**INFORMATION PROVIDED**.
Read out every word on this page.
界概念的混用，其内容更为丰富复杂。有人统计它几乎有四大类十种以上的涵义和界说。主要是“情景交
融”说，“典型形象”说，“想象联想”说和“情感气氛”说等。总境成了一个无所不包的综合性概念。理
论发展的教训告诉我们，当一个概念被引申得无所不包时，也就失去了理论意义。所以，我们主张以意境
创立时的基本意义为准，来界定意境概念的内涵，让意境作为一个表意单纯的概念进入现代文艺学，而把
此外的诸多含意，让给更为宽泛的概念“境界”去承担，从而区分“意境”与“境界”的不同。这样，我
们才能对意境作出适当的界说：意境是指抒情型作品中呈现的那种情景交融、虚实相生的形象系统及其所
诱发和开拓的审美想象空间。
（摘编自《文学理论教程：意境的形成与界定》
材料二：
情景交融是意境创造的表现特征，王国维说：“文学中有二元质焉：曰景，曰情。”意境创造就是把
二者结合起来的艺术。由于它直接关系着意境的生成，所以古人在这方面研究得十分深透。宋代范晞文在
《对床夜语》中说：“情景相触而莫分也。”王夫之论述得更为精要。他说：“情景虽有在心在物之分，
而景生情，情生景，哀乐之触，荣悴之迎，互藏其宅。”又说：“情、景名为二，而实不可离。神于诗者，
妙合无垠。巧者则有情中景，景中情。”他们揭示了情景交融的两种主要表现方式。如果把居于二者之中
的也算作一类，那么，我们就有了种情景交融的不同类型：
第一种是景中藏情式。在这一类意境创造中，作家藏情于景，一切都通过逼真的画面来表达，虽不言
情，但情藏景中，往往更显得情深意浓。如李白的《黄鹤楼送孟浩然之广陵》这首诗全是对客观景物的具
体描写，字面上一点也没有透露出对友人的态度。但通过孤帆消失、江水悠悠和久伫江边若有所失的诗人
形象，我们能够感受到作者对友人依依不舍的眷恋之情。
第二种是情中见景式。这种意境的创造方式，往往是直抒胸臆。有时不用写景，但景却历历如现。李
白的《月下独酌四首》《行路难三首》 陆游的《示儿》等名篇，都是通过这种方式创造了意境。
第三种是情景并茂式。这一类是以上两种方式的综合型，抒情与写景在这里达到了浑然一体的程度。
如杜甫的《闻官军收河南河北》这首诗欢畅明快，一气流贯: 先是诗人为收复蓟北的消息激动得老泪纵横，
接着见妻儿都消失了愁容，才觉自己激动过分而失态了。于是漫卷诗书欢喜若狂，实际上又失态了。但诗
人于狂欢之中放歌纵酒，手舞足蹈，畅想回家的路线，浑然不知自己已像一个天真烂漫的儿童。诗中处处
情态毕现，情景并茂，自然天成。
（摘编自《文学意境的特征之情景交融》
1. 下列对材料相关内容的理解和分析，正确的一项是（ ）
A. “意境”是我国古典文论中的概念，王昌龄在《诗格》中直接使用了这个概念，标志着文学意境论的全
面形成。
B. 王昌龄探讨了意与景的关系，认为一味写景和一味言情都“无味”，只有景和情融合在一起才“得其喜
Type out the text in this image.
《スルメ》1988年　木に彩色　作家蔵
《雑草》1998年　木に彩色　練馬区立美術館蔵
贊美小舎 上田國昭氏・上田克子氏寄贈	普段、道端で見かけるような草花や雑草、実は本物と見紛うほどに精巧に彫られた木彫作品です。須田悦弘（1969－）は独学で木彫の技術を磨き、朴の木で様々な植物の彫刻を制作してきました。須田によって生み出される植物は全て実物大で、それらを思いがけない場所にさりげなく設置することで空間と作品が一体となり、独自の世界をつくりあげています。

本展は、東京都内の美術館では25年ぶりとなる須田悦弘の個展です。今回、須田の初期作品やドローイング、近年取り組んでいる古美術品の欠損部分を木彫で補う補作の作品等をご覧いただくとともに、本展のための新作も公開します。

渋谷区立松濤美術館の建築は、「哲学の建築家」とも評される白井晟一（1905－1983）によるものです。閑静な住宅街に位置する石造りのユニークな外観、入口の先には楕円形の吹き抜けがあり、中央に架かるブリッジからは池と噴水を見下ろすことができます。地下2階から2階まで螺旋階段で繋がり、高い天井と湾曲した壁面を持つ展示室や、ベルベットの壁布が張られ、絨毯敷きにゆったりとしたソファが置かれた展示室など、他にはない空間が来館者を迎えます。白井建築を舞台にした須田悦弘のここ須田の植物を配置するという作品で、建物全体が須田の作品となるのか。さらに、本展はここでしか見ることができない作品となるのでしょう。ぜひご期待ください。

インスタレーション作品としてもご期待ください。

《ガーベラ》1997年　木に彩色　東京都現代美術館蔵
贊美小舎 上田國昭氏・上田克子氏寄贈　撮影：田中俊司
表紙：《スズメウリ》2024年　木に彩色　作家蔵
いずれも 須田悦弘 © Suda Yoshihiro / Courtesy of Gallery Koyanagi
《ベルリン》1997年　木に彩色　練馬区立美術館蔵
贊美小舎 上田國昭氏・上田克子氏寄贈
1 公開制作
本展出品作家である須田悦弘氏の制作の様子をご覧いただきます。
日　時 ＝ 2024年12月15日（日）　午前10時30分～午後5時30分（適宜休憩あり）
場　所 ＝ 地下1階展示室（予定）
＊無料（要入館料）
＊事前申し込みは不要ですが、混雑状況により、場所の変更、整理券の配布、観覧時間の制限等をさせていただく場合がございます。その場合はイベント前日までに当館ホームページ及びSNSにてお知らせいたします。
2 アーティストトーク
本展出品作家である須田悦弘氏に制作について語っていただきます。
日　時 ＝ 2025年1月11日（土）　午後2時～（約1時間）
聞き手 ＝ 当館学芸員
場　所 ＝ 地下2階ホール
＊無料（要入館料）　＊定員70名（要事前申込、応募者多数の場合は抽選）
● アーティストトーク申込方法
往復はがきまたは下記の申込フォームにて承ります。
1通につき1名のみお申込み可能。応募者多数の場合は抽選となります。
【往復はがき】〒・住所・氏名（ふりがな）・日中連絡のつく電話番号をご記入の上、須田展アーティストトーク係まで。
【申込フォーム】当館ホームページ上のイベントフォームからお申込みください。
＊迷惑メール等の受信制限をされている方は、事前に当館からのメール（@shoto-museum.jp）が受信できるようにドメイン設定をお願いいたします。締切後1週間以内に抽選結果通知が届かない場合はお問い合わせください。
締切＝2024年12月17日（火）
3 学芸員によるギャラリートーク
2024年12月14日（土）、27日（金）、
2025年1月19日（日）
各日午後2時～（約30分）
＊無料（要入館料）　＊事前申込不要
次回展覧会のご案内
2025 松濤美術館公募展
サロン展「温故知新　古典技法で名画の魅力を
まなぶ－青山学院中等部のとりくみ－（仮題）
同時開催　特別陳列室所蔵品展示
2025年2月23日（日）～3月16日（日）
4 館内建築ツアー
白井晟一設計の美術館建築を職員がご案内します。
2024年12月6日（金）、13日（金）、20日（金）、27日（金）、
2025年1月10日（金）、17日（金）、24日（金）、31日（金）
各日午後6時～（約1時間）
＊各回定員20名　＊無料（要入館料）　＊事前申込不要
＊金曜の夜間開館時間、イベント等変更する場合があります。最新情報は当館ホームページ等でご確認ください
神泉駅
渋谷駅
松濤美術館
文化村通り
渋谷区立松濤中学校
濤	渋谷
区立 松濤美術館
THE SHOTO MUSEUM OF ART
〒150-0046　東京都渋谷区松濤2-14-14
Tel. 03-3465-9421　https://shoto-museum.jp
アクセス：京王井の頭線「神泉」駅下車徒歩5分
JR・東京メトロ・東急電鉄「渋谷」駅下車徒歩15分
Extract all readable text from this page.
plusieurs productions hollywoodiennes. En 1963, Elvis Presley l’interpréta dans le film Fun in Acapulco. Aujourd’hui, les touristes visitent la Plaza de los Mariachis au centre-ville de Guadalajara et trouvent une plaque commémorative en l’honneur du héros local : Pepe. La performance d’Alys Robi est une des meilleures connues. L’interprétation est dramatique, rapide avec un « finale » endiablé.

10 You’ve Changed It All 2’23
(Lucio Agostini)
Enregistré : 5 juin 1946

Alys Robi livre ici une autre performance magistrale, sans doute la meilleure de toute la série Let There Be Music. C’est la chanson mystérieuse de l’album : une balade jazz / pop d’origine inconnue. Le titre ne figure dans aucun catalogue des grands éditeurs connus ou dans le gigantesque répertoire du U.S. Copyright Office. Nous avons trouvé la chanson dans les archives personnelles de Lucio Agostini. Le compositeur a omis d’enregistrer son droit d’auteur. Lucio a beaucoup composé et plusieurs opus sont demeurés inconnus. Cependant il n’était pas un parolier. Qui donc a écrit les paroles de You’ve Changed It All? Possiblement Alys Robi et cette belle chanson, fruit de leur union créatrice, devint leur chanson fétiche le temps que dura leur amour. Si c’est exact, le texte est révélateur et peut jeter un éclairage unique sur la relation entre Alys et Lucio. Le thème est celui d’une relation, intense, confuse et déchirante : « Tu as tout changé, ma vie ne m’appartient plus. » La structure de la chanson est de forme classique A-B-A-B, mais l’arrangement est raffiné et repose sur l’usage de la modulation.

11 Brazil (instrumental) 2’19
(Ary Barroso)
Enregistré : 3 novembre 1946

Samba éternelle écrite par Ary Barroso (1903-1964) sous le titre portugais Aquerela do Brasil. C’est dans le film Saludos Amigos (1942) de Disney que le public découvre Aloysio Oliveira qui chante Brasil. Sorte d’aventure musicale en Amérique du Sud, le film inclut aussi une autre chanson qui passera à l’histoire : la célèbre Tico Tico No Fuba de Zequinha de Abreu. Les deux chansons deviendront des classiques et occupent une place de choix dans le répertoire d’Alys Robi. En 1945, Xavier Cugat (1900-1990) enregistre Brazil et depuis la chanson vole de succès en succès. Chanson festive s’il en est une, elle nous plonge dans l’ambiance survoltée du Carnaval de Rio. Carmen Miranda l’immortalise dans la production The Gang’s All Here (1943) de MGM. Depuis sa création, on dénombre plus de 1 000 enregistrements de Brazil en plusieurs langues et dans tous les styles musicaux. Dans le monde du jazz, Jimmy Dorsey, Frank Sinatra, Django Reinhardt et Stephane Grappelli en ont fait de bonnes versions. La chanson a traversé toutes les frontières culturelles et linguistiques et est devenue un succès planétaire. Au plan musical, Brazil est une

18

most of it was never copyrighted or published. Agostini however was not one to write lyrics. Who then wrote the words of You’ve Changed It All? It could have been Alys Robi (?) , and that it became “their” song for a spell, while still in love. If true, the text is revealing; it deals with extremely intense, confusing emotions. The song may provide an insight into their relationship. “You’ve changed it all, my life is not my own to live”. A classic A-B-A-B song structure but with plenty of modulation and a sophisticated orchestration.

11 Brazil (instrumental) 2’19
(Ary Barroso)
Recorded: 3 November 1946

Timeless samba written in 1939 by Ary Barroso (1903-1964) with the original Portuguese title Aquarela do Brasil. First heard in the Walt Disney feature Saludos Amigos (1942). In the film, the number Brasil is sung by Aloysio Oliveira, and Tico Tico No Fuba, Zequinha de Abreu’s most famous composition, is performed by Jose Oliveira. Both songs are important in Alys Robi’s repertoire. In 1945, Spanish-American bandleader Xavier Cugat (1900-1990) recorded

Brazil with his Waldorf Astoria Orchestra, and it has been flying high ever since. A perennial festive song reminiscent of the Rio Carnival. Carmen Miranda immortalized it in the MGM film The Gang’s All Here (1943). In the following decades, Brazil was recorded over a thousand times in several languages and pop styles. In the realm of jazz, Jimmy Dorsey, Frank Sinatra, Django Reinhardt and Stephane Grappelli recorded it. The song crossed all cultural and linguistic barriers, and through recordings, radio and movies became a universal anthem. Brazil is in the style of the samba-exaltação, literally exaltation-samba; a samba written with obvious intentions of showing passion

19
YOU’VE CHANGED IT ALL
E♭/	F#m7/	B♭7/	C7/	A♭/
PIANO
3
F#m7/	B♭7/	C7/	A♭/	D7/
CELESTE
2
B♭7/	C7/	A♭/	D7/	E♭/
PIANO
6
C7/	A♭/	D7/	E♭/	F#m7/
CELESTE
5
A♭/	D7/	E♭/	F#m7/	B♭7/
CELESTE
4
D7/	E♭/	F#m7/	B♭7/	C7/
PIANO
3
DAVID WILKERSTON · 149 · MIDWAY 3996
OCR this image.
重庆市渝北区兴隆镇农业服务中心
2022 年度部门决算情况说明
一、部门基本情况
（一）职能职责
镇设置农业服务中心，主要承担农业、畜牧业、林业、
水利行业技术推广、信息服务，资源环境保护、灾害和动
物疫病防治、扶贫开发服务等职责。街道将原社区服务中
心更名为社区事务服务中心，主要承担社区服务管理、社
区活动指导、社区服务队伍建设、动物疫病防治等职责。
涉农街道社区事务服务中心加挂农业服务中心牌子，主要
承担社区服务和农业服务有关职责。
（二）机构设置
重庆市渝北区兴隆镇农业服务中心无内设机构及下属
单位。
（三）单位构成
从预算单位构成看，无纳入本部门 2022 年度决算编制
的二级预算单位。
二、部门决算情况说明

**DO THIS**.
Find how many lines of the entries contain "上田國昭氏". Respond with the number only.

**EXPECTED ANSWER**.
3